# REQUIRED TASK
Search the listing below for the string "name" and copy every line where it occurs.

# DATASET EXTRACT
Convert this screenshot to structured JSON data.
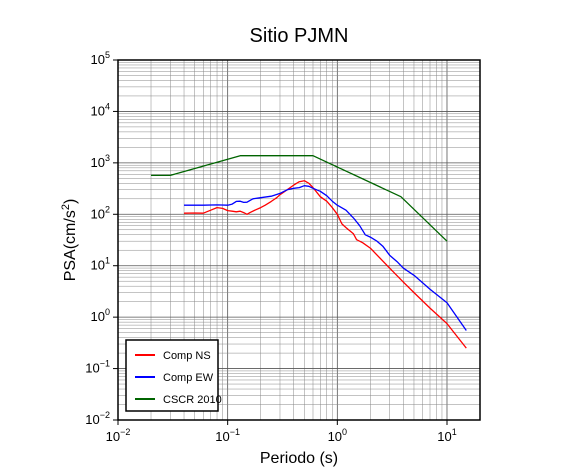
{
  "chart_data": {
    "type": "line",
    "title": "Sitio PJMN",
    "xlabel": "Periodo (s)",
    "ylabel": "PSA(cm/s²)",
    "ylabel_base": "PSA(cm/s",
    "ylabel_exp": "2",
    "ylabel_tail": ")",
    "x_scale": "log",
    "y_scale": "log",
    "xlim": [
      0.01,
      20
    ],
    "ylim": [
      0.01,
      100000
    ],
    "x_ticks": [
      {
        "value": 0.01,
        "base": "10",
        "exp": "−2"
      },
      {
        "value": 0.1,
        "base": "10",
        "exp": "−1"
      },
      {
        "value": 1,
        "base": "10",
        "exp": "0"
      },
      {
        "value": 10,
        "base": "10",
        "exp": "1"
      }
    ],
    "y_ticks": [
      {
        "value": 0.01,
        "base": "10",
        "exp": "−2"
      },
      {
        "value": 0.1,
        "base": "10",
        "exp": "−1"
      },
      {
        "value": 1,
        "base": "10",
        "exp": "0"
      },
      {
        "value": 10,
        "base": "10",
        "exp": "1"
      },
      {
        "value": 100,
        "base": "10",
        "exp": "2"
      },
      {
        "value": 1000,
        "base": "10",
        "exp": "3"
      },
      {
        "value": 10000,
        "base": "10",
        "exp": "4"
      },
      {
        "value": 100000,
        "base": "10",
        "exp": "5"
      }
    ],
    "grid": true,
    "legend_position": "bottom-left",
    "series": [
      {
        "name": "Comp NS",
        "color": "#ff0000",
        "points": [
          [
            0.04,
            105
          ],
          [
            0.05,
            106
          ],
          [
            0.06,
            105
          ],
          [
            0.07,
            120
          ],
          [
            0.08,
            135
          ],
          [
            0.09,
            130
          ],
          [
            0.1,
            118
          ],
          [
            0.11,
            115
          ],
          [
            0.12,
            112
          ],
          [
            0.13,
            115
          ],
          [
            0.14,
            108
          ],
          [
            0.15,
            100
          ],
          [
            0.16,
            108
          ],
          [
            0.18,
            122
          ],
          [
            0.2,
            135
          ],
          [
            0.22,
            150
          ],
          [
            0.25,
            178
          ],
          [
            0.28,
            210
          ],
          [
            0.3,
            240
          ],
          [
            0.35,
            300
          ],
          [
            0.4,
            370
          ],
          [
            0.45,
            430
          ],
          [
            0.5,
            450
          ],
          [
            0.55,
            400
          ],
          [
            0.6,
            330
          ],
          [
            0.7,
            220
          ],
          [
            0.8,
            180
          ],
          [
            0.9,
            135
          ],
          [
            1.0,
            100
          ],
          [
            1.1,
            65
          ],
          [
            1.2,
            55
          ],
          [
            1.4,
            42
          ],
          [
            1.5,
            32
          ],
          [
            1.7,
            28
          ],
          [
            2.0,
            22
          ],
          [
            3.0,
            9
          ],
          [
            4.0,
            4.8
          ],
          [
            5.0,
            3.0
          ],
          [
            7.0,
            1.5
          ],
          [
            10.0,
            0.75
          ],
          [
            15.0,
            0.25
          ]
        ]
      },
      {
        "name": "Comp EW",
        "color": "#0000ff",
        "points": [
          [
            0.04,
            150
          ],
          [
            0.05,
            150
          ],
          [
            0.06,
            150
          ],
          [
            0.08,
            152
          ],
          [
            0.1,
            150
          ],
          [
            0.11,
            158
          ],
          [
            0.12,
            178
          ],
          [
            0.13,
            180
          ],
          [
            0.14,
            170
          ],
          [
            0.15,
            172
          ],
          [
            0.17,
            200
          ],
          [
            0.2,
            210
          ],
          [
            0.25,
            225
          ],
          [
            0.3,
            255
          ],
          [
            0.35,
            300
          ],
          [
            0.4,
            320
          ],
          [
            0.45,
            330
          ],
          [
            0.5,
            360
          ],
          [
            0.55,
            350
          ],
          [
            0.6,
            320
          ],
          [
            0.7,
            280
          ],
          [
            0.8,
            230
          ],
          [
            0.9,
            180
          ],
          [
            1.0,
            150
          ],
          [
            1.2,
            120
          ],
          [
            1.4,
            85
          ],
          [
            1.6,
            60
          ],
          [
            1.8,
            40
          ],
          [
            2.0,
            36
          ],
          [
            2.3,
            30
          ],
          [
            2.6,
            24
          ],
          [
            3.0,
            16
          ],
          [
            3.5,
            12
          ],
          [
            4.0,
            9
          ],
          [
            5.0,
            6.5
          ],
          [
            7.0,
            3.5
          ],
          [
            10.0,
            1.9
          ],
          [
            15.0,
            0.55
          ]
        ]
      },
      {
        "name": "CSCR 2010",
        "color": "#006400",
        "points": [
          [
            0.02,
            570
          ],
          [
            0.03,
            570
          ],
          [
            0.13,
            1380
          ],
          [
            0.6,
            1380
          ],
          [
            3.8,
            220
          ],
          [
            10.0,
            30
          ]
        ]
      }
    ]
  }
}
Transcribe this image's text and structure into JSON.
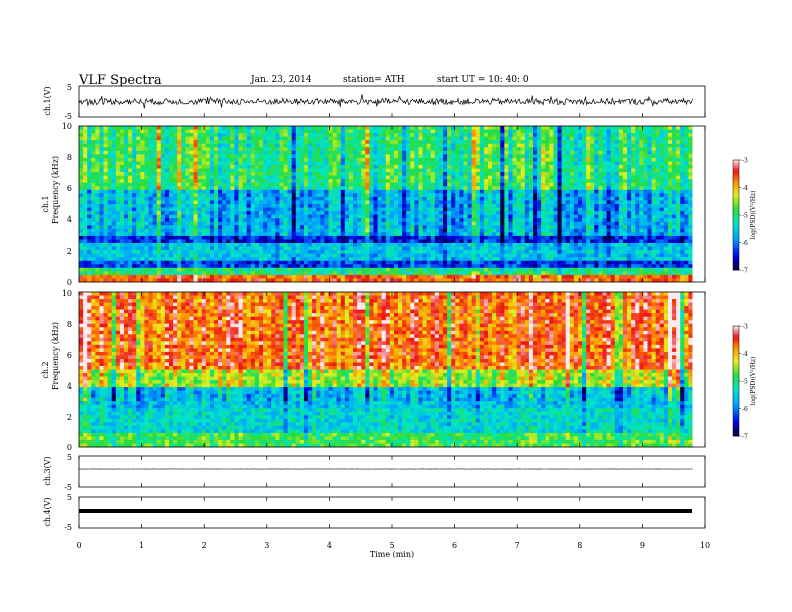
{
  "header": {
    "title": "VLF  Spectra",
    "date": "Jan. 23, 2014",
    "station": "station= ATH",
    "start": "start  UT =   10: 40: 0"
  },
  "colorbar": {
    "label": "log(PSD)(V²/Hz)",
    "ticks": [
      "-3",
      "-4",
      "-5",
      "-6",
      "-7"
    ]
  },
  "chart_data": [
    {
      "type": "line",
      "name": "ch1",
      "ylabel": "ch.1(V)",
      "ylim": [
        -5,
        5
      ],
      "yticks": [
        "5",
        "-5"
      ],
      "description_level": "noisy waveform around zero with spikes",
      "approx_amplitude": 1.0
    },
    {
      "type": "heatmap",
      "name": "ch1-spectrogram",
      "ylabel": "ch.1",
      "ylabel2": "Frequency  (kHz)",
      "ylim": [
        0,
        10
      ],
      "yticks": [
        "10",
        "8",
        "6",
        "4",
        "2",
        "0"
      ],
      "scale": "log(PSD)",
      "clim": [
        -7,
        -3
      ],
      "bands_khz_level": [
        {
          "f": [
            0,
            0.5
          ],
          "level": -3.6
        },
        {
          "f": [
            0.5,
            1.0
          ],
          "level": -5.0
        },
        {
          "f": [
            1.0,
            1.4
          ],
          "level": -6.3
        },
        {
          "f": [
            1.4,
            2.4
          ],
          "level": -5.6
        },
        {
          "f": [
            2.4,
            3.0
          ],
          "level": -6.4
        },
        {
          "f": [
            3.0,
            6.0
          ],
          "level": -5.7
        },
        {
          "f": [
            6.0,
            10.0
          ],
          "level": -5.0
        }
      ]
    },
    {
      "type": "heatmap",
      "name": "ch2-spectrogram",
      "ylabel": "ch.2",
      "ylabel2": "Frequency  (kHz)",
      "ylim": [
        0,
        10
      ],
      "yticks": [
        "10",
        "8",
        "6",
        "4",
        "2",
        "0"
      ],
      "scale": "log(PSD)",
      "clim": [
        -7,
        -3
      ],
      "bands_khz_level": [
        {
          "f": [
            0,
            1.0
          ],
          "level": -4.8
        },
        {
          "f": [
            1.0,
            2.6
          ],
          "level": -5.4
        },
        {
          "f": [
            2.6,
            3.8
          ],
          "level": -5.6
        },
        {
          "f": [
            3.8,
            5.0
          ],
          "level": -4.4
        },
        {
          "f": [
            5.0,
            10.0
          ],
          "level": -3.6
        }
      ]
    },
    {
      "type": "line",
      "name": "ch3",
      "ylabel": "ch.3(V)",
      "ylim": [
        -5,
        5
      ],
      "yticks": [
        "5",
        "-5"
      ],
      "approx_amplitude": 0.05
    },
    {
      "type": "line",
      "name": "ch4",
      "ylabel": "ch.4(V)",
      "ylim": [
        -5,
        5
      ],
      "yticks": [
        "5",
        "-5"
      ],
      "approx_amplitude": 0.2
    }
  ],
  "xaxis": {
    "label": "Time  (min)",
    "xlim": [
      0,
      10
    ],
    "ticks": [
      "0",
      "1",
      "2",
      "3",
      "4",
      "5",
      "6",
      "7",
      "8",
      "9",
      "10"
    ],
    "data_end_min": 9.8
  }
}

# SOLUTION
        "name": "Comp NS",
        "name": "Comp EW",
        "name": "CSCR 2010",
      "name": "ch1",
      "name": "ch1-spectrogram",
      "name": "ch2-spectrogram",
      "name": "ch3",
      "name": "ch4",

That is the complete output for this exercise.